Spot each line that carries the word "Laptop"; copy those lines.

>> Begin Dataset

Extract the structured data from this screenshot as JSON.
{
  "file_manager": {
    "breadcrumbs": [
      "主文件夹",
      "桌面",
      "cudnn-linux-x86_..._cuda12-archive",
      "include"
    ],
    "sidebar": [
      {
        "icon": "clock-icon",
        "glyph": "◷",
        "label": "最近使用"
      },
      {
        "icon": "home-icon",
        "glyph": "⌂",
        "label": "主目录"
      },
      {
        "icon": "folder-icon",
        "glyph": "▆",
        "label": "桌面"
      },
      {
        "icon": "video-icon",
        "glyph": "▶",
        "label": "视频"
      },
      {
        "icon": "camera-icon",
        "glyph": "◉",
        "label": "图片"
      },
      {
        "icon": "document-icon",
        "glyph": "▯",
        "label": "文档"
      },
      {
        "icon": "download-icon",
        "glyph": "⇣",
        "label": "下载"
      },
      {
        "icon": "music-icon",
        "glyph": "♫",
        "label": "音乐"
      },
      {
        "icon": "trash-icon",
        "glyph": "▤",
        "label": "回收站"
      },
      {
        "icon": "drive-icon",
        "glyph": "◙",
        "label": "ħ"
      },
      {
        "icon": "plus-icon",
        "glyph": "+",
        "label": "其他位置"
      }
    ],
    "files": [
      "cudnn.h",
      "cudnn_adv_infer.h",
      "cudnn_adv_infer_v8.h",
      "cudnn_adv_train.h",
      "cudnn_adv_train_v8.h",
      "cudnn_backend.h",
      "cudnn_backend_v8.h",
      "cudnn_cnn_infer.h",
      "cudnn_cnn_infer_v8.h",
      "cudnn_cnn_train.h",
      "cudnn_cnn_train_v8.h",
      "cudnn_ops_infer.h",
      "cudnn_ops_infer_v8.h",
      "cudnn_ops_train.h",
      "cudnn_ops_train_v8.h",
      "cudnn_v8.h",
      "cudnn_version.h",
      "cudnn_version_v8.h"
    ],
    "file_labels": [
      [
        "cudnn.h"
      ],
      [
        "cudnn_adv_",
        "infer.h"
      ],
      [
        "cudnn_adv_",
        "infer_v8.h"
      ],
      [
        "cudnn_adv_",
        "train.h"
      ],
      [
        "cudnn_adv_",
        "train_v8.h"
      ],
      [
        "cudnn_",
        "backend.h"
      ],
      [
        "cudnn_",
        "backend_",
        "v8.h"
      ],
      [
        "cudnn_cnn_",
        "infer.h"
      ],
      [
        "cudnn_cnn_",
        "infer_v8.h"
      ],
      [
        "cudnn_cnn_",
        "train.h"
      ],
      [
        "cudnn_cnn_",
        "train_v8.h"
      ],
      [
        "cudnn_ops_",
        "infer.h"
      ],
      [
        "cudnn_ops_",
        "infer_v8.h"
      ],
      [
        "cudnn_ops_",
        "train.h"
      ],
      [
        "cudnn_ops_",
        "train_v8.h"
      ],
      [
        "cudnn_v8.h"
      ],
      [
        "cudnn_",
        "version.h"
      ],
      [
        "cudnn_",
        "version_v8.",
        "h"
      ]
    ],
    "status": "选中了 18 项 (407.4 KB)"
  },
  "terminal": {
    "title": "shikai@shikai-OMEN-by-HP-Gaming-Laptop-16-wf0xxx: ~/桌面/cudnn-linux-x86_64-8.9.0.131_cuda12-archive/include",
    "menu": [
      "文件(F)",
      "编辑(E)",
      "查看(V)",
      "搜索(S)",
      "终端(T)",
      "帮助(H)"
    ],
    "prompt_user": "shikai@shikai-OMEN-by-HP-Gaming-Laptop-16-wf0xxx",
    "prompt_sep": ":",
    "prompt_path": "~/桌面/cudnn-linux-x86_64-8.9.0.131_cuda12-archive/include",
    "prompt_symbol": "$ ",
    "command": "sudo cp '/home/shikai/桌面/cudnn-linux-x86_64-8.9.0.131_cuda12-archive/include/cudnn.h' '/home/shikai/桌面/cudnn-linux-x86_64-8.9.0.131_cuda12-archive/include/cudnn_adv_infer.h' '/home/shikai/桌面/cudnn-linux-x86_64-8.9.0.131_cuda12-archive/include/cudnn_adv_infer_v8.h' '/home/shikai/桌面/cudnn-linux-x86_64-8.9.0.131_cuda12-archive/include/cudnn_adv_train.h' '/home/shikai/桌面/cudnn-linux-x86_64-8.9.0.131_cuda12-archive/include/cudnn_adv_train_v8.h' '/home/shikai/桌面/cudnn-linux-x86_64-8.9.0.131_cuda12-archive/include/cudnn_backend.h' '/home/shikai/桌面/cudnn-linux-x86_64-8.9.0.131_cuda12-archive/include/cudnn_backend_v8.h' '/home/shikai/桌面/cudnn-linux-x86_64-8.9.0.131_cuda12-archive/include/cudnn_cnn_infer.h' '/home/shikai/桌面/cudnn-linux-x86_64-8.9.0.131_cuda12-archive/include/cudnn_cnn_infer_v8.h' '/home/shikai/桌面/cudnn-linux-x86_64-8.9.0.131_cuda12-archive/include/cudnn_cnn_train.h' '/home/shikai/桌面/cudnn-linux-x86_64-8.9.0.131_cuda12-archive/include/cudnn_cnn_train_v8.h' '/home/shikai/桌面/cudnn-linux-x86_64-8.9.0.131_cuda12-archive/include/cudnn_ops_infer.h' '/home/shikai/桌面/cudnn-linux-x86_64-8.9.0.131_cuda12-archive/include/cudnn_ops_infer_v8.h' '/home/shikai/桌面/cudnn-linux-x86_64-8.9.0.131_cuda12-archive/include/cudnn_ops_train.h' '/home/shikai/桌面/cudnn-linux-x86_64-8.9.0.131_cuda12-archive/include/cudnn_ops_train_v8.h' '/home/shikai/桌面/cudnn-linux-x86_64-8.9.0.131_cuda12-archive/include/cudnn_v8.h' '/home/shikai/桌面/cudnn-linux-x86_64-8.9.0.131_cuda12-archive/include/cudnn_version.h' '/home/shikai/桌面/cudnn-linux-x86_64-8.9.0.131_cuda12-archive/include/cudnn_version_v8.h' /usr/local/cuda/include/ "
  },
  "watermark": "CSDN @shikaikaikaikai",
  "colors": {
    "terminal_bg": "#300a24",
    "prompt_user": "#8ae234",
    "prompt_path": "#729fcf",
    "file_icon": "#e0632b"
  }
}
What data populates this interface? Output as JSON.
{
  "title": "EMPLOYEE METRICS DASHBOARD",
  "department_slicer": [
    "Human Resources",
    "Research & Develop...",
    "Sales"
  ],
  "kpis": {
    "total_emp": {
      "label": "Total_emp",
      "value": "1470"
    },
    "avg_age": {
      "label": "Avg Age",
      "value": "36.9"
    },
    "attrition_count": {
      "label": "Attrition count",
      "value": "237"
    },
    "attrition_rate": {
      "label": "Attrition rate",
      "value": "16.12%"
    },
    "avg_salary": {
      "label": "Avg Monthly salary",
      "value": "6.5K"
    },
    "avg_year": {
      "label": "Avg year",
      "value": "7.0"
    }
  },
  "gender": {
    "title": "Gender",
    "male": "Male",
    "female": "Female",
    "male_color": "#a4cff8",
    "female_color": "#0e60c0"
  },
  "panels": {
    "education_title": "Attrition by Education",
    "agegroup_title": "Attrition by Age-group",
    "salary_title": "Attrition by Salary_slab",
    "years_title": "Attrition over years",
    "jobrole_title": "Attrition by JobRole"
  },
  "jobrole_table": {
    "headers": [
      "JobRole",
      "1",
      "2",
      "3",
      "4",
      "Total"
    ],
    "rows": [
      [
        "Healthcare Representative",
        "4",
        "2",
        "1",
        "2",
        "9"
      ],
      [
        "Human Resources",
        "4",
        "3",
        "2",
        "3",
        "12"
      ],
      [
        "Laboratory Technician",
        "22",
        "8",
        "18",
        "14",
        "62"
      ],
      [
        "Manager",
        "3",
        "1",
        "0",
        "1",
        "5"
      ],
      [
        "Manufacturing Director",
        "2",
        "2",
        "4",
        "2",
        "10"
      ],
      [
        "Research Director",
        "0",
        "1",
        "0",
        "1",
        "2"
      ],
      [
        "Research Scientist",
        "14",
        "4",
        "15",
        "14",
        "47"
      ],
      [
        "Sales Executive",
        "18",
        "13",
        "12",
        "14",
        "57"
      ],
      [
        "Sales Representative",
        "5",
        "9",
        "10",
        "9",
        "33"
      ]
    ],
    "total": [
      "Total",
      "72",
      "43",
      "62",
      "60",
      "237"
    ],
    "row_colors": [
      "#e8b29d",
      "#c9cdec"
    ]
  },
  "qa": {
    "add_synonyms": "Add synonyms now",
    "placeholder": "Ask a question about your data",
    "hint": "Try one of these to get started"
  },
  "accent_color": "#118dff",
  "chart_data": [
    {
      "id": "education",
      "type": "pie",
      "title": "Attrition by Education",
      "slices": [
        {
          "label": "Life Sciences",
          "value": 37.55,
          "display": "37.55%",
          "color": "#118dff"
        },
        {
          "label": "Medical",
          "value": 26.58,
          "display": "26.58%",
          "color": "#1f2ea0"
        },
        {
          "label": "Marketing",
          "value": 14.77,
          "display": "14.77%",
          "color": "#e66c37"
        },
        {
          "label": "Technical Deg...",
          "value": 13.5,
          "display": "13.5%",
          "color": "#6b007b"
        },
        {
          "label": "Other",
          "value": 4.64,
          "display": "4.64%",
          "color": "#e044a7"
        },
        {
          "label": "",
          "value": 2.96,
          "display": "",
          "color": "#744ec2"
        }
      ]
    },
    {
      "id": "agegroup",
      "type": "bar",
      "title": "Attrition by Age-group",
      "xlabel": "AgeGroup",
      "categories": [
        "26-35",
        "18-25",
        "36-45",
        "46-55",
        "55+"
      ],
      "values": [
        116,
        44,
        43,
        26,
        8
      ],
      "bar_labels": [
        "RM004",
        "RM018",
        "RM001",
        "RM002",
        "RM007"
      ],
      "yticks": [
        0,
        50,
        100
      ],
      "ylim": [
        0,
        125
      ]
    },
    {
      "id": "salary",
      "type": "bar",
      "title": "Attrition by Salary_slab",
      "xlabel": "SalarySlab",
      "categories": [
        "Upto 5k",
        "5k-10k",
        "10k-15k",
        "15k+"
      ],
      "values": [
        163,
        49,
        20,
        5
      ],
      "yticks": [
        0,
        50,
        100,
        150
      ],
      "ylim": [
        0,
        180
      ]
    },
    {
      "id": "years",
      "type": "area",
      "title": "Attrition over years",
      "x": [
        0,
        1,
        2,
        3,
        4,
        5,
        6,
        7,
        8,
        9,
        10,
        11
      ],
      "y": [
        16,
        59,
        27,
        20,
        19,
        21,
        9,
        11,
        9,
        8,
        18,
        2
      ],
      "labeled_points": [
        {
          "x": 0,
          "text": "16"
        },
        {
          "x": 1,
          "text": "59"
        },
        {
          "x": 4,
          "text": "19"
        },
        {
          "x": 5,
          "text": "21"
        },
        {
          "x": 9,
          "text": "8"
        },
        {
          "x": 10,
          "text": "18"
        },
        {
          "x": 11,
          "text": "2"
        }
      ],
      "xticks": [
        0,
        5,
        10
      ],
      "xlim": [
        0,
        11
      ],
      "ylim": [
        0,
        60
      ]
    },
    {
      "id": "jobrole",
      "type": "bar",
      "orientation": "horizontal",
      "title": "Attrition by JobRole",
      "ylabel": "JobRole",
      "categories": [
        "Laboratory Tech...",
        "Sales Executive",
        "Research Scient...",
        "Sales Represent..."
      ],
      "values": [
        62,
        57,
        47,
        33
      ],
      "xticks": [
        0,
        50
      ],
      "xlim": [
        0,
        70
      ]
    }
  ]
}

>> End Dataset

**Completed exercise**
    "title": "shikai@shikai-OMEN-by-HP-Gaming-Laptop-16-wf0xxx: ~/桌面/cudnn-linux-x86_64-8.9.0.131_cuda12-archive/include",
    "prompt_user": "shikai@shikai-OMEN-by-HP-Gaming-Laptop-16-wf0xxx",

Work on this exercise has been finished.